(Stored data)
▬▬▬▬▬▬
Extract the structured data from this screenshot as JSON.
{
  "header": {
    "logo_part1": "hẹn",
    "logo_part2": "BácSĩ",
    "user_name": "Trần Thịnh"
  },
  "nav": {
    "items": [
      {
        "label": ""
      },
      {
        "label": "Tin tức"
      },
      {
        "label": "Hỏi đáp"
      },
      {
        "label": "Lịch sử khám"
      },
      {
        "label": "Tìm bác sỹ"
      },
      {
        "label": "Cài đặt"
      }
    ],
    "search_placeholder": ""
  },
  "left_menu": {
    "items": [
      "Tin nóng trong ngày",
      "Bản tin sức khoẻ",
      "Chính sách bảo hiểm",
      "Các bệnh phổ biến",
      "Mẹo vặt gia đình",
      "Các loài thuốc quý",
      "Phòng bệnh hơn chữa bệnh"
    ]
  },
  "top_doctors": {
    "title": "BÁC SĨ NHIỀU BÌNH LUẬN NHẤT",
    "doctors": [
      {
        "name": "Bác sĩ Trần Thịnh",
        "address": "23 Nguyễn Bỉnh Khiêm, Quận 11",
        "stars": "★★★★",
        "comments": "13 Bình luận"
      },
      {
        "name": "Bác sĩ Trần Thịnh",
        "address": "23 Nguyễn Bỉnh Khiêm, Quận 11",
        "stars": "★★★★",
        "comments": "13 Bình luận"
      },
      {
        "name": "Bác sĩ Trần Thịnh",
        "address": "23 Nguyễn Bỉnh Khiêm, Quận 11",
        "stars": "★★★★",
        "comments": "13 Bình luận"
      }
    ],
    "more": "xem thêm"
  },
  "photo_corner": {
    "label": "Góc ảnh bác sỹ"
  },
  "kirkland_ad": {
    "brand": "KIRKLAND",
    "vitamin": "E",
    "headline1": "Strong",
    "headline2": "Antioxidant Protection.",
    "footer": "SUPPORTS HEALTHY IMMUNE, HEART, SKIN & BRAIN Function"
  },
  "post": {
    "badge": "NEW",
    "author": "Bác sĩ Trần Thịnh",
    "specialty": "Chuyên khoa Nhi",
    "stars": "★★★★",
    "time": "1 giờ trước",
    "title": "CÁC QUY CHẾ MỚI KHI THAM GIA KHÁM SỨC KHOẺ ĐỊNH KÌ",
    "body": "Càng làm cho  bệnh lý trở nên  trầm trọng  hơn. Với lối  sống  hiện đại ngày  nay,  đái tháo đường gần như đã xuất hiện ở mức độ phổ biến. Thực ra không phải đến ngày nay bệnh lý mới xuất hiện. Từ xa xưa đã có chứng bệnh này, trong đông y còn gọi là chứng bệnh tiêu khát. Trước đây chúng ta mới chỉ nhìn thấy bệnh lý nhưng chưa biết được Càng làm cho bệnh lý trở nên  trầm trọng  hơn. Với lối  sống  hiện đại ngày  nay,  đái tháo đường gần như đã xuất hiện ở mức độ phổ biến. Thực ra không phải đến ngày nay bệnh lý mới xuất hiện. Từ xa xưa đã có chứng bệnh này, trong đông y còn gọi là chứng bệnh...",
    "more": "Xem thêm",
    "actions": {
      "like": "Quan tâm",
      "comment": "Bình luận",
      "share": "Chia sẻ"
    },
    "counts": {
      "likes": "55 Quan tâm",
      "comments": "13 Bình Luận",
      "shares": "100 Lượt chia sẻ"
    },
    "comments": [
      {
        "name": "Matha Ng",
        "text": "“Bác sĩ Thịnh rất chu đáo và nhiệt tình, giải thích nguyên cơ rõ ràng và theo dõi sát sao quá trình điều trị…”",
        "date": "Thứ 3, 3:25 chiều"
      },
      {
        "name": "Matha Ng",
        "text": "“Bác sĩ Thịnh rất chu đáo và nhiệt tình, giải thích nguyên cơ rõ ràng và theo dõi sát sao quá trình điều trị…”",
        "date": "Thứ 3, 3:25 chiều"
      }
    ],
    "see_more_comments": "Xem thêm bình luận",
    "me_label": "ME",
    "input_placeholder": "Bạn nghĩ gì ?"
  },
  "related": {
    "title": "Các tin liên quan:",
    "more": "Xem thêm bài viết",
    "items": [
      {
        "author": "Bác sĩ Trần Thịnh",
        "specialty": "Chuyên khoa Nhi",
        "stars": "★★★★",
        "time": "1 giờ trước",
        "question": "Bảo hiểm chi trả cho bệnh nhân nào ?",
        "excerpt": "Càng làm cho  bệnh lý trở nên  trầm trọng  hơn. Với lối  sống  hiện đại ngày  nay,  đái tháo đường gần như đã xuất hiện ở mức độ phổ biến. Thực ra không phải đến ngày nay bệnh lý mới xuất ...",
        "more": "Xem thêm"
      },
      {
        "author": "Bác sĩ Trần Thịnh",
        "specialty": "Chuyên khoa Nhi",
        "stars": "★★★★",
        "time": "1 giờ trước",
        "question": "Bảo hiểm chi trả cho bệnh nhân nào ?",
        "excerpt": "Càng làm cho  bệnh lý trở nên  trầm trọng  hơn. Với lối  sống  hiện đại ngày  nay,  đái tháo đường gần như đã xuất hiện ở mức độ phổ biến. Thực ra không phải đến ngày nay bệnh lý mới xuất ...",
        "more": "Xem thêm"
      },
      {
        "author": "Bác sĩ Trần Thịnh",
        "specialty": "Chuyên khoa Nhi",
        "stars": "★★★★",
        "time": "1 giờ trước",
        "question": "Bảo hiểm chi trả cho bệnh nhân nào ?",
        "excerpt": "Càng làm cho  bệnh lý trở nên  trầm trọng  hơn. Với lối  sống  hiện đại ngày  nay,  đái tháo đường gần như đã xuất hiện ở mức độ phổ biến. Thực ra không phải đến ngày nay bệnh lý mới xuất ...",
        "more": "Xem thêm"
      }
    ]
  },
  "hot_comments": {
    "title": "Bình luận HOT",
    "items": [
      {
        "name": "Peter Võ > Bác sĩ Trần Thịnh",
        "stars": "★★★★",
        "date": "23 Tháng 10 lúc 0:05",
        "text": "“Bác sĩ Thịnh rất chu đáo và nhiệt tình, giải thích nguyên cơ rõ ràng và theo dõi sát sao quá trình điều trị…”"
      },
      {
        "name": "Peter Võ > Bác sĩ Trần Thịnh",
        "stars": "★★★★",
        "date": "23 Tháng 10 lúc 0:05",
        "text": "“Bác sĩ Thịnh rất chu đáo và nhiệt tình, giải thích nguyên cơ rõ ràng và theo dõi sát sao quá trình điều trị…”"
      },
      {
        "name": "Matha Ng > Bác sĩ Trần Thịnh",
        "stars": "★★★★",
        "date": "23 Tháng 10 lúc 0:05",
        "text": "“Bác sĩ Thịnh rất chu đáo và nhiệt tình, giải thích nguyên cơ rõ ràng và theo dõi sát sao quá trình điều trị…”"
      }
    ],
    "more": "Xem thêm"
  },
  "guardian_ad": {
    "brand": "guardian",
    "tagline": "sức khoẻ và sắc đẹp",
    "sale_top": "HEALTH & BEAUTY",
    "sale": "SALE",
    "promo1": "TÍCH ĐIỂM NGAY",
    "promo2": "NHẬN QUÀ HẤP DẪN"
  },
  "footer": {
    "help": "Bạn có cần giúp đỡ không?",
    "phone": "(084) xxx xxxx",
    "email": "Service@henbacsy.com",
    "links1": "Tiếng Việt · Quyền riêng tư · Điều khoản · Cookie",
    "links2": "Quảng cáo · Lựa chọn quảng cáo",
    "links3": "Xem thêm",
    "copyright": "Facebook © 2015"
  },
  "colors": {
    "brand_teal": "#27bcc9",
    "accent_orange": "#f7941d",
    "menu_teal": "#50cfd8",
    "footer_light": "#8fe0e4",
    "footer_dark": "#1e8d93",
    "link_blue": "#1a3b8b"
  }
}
▬▬▬▬▬▬
Given task. Your task is to give the records above again, exactly.

Full answer.
Extract the structured data from this screenshot as JSON.
{
  "header": {
    "logo_part1": "hẹn",
    "logo_part2": "BácSĩ",
    "user_name": "Trần Thịnh"
  },
  "nav": {
    "items": [
      {
        "label": ""
      },
      {
        "label": "Tin tức"
      },
      {
        "label": "Hỏi đáp"
      },
      {
        "label": "Lịch sử khám"
      },
      {
        "label": "Tìm bác sỹ"
      },
      {
        "label": "Cài đặt"
      }
    ],
    "search_placeholder": ""
  },
  "left_menu": {
    "items": [
      "Tin nóng trong ngày",
      "Bản tin sức khoẻ",
      "Chính sách bảo hiểm",
      "Các bệnh phổ biến",
      "Mẹo vặt gia đình",
      "Các loài thuốc quý",
      "Phòng bệnh hơn chữa bệnh"
    ]
  },
  "top_doctors": {
    "title": "BÁC SĨ NHIỀU BÌNH LUẬN NHẤT",
    "doctors": [
      {
        "name": "Bác sĩ Trần Thịnh",
        "address": "23 Nguyễn Bỉnh Khiêm, Quận 11",
        "stars": "★★★★",
        "comments": "13 Bình luận"
      },
      {
        "name": "Bác sĩ Trần Thịnh",
        "address": "23 Nguyễn Bỉnh Khiêm, Quận 11",
        "stars": "★★★★",
        "comments": "13 Bình luận"
      },
      {
        "name": "Bác sĩ Trần Thịnh",
        "address": "23 Nguyễn Bỉnh Khiêm, Quận 11",
        "stars": "★★★★",
        "comments": "13 Bình luận"
      }
    ],
    "more": "xem thêm"
  },
  "photo_corner": {
    "label": "Góc ảnh bác sỹ"
  },
  "kirkland_ad": {
    "brand": "KIRKLAND",
    "vitamin": "E",
    "headline1": "Strong",
    "headline2": "Antioxidant Protection.",
    "footer": "SUPPORTS HEALTHY IMMUNE, HEART, SKIN & BRAIN Function"
  },
  "post": {
    "badge": "NEW",
    "author": "Bác sĩ Trần Thịnh",
    "specialty": "Chuyên khoa Nhi",
    "stars": "★★★★",
    "time": "1 giờ trước",
    "title": "CÁC QUY CHẾ MỚI KHI THAM GIA KHÁM SỨC KHOẺ ĐỊNH KÌ",
    "body": "Càng làm cho  bệnh lý trở nên  trầm trọng  hơn. Với lối  sống  hiện đại ngày  nay,  đái tháo đường gần như đã xuất hiện ở mức độ phổ biến. Thực ra không phải đến ngày nay bệnh lý mới xuất hiện. Từ xa xưa đã có chứng bệnh này, trong đông y còn gọi là chứng bệnh tiêu khát. Trước đây chúng ta mới chỉ nhìn thấy bệnh lý nhưng chưa biết được Càng làm cho bệnh lý trở nên  trầm trọng  hơn. Với lối  sống  hiện đại ngày  nay,  đái tháo đường gần như đã xuất hiện ở mức độ phổ biến. Thực ra không phải đến ngày nay bệnh lý mới xuất hiện. Từ xa xưa đã có chứng bệnh này, trong đông y còn gọi là chứng bệnh...",
    "more": "Xem thêm",
    "actions": {
      "like": "Quan tâm",
      "comment": "Bình luận",
      "share": "Chia sẻ"
    },
    "counts": {
      "likes": "55 Quan tâm",
      "comments": "13 Bình Luận",
      "shares": "100 Lượt chia sẻ"
    },
    "comments": [
      {
        "name": "Matha Ng",
        "text": "“Bác sĩ Thịnh rất chu đáo và nhiệt tình, giải thích nguyên cơ rõ ràng và theo dõi sát sao quá trình điều trị…”",
        "date": "Thứ 3, 3:25 chiều"
      },
      {
        "name": "Matha Ng",
        "text": "“Bác sĩ Thịnh rất chu đáo và nhiệt tình, giải thích nguyên cơ rõ ràng và theo dõi sát sao quá trình điều trị…”",
        "date": "Thứ 3, 3:25 chiều"
      }
    ],
    "see_more_comments": "Xem thêm bình luận",
    "me_label": "ME",
    "input_placeholder": "Bạn nghĩ gì ?"
  },
  "related": {
    "title": "Các tin liên quan:",
    "more": "Xem thêm bài viết",
    "items": [
      {
        "author": "Bác sĩ Trần Thịnh",
        "specialty": "Chuyên khoa Nhi",
        "stars": "★★★★",
        "time": "1 giờ trước",
        "question": "Bảo hiểm chi trả cho bệnh nhân nào ?",
        "excerpt": "Càng làm cho  bệnh lý trở nên  trầm trọng  hơn. Với lối  sống  hiện đại ngày  nay,  đái tháo đường gần như đã xuất hiện ở mức độ phổ biến. Thực ra không phải đến ngày nay bệnh lý mới xuất ...",
        "more": "Xem thêm"
      },
      {
        "author": "Bác sĩ Trần Thịnh",
        "specialty": "Chuyên khoa Nhi",
        "stars": "★★★★",
        "time": "1 giờ trước",
        "question": "Bảo hiểm chi trả cho bệnh nhân nào ?",
        "excerpt": "Càng làm cho  bệnh lý trở nên  trầm trọng  hơn. Với lối  sống  hiện đại ngày  nay,  đái tháo đường gần như đã xuất hiện ở mức độ phổ biến. Thực ra không phải đến ngày nay bệnh lý mới xuất ...",
        "more": "Xem thêm"
      },
      {
        "author": "Bác sĩ Trần Thịnh",
        "specialty": "Chuyên khoa Nhi",
        "stars": "★★★★",
        "time": "1 giờ trước",
        "question": "Bảo hiểm chi trả cho bệnh nhân nào ?",
        "excerpt": "Càng làm cho  bệnh lý trở nên  trầm trọng  hơn. Với lối  sống  hiện đại ngày  nay,  đái tháo đường gần như đã xuất hiện ở mức độ phổ biến. Thực ra không phải đến ngày nay bệnh lý mới xuất ...",
        "more": "Xem thêm"
      }
    ]
  },
  "hot_comments": {
    "title": "Bình luận HOT",
    "items": [
      {
        "name": "Peter Võ > Bác sĩ Trần Thịnh",
        "stars": "★★★★",
        "date": "23 Tháng 10 lúc 0:05",
        "text": "“Bác sĩ Thịnh rất chu đáo và nhiệt tình, giải thích nguyên cơ rõ ràng và theo dõi sát sao quá trình điều trị…”"
      },
      {
        "name": "Peter Võ > Bác sĩ Trần Thịnh",
        "stars": "★★★★",
        "date": "23 Tháng 10 lúc 0:05",
        "text": "“Bác sĩ Thịnh rất chu đáo và nhiệt tình, giải thích nguyên cơ rõ ràng và theo dõi sát sao quá trình điều trị…”"
      },
      {
        "name": "Matha Ng > Bác sĩ Trần Thịnh",
        "stars": "★★★★",
        "date": "23 Tháng 10 lúc 0:05",
        "text": "“Bác sĩ Thịnh rất chu đáo và nhiệt tình, giải thích nguyên cơ rõ ràng và theo dõi sát sao quá trình điều trị…”"
      }
    ],
    "more": "Xem thêm"
  },
  "guardian_ad": {
    "brand": "guardian",
    "tagline": "sức khoẻ và sắc đẹp",
    "sale_top": "HEALTH & BEAUTY",
    "sale": "SALE",
    "promo1": "TÍCH ĐIỂM NGAY",
    "promo2": "NHẬN QUÀ HẤP DẪN"
  },
  "footer": {
    "help": "Bạn có cần giúp đỡ không?",
    "phone": "(084) xxx xxxx",
    "email": "Service@henbacsy.com",
    "links1": "Tiếng Việt · Quyền riêng tư · Điều khoản · Cookie",
    "links2": "Quảng cáo · Lựa chọn quảng cáo",
    "links3": "Xem thêm",
    "copyright": "Facebook © 2015"
  },
  "colors": {
    "brand_teal": "#27bcc9",
    "accent_orange": "#f7941d",
    "menu_teal": "#50cfd8",
    "footer_light": "#8fe0e4",
    "footer_dark": "#1e8d93",
    "link_blue": "#1a3b8b"
  }
}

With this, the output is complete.